AVAILABLE DATA: Begin

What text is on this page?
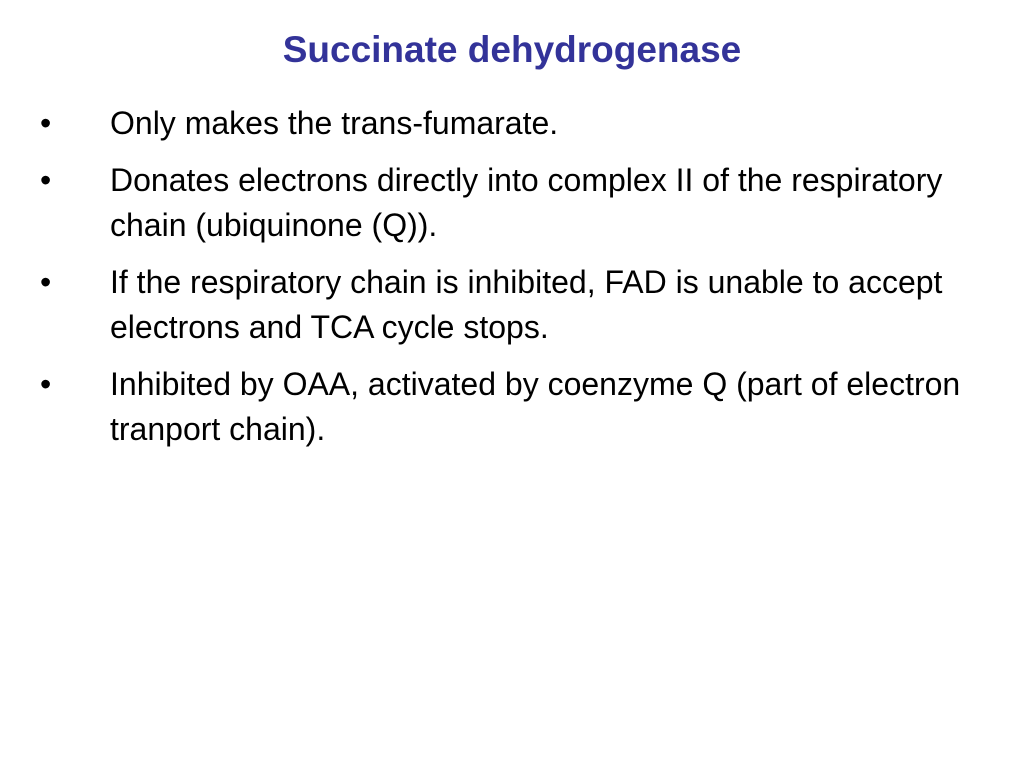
Succinate dehydrogenase
• Only makes the trans-fumarate.
• Donates electrons directly into complex II of the respiratory chain (ubiquinone (Q)).
• If the respiratory chain is inhibited, FAD is unable to accept electrons and TCA cycle stops.
• Inhibited by OAA, activated by coenzyme Q (part of electron tranport chain).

AVAILABLE DATA: End

REQUIRED WORK
Exclude the pictures, then write out every record exactly as it stands.

WRITTEN RESPONSE
What text is on this page?
Succinate dehydrogenase
• Only makes the trans-fumarate.
• Donates electrons directly into complex II of the respiratory chain (ubiquinone (Q)).
• If the respiratory chain is inhibited, FAD is unable to accept electrons and TCA cycle stops.
• Inhibited by OAA, activated by coenzyme Q (part of electron tranport chain).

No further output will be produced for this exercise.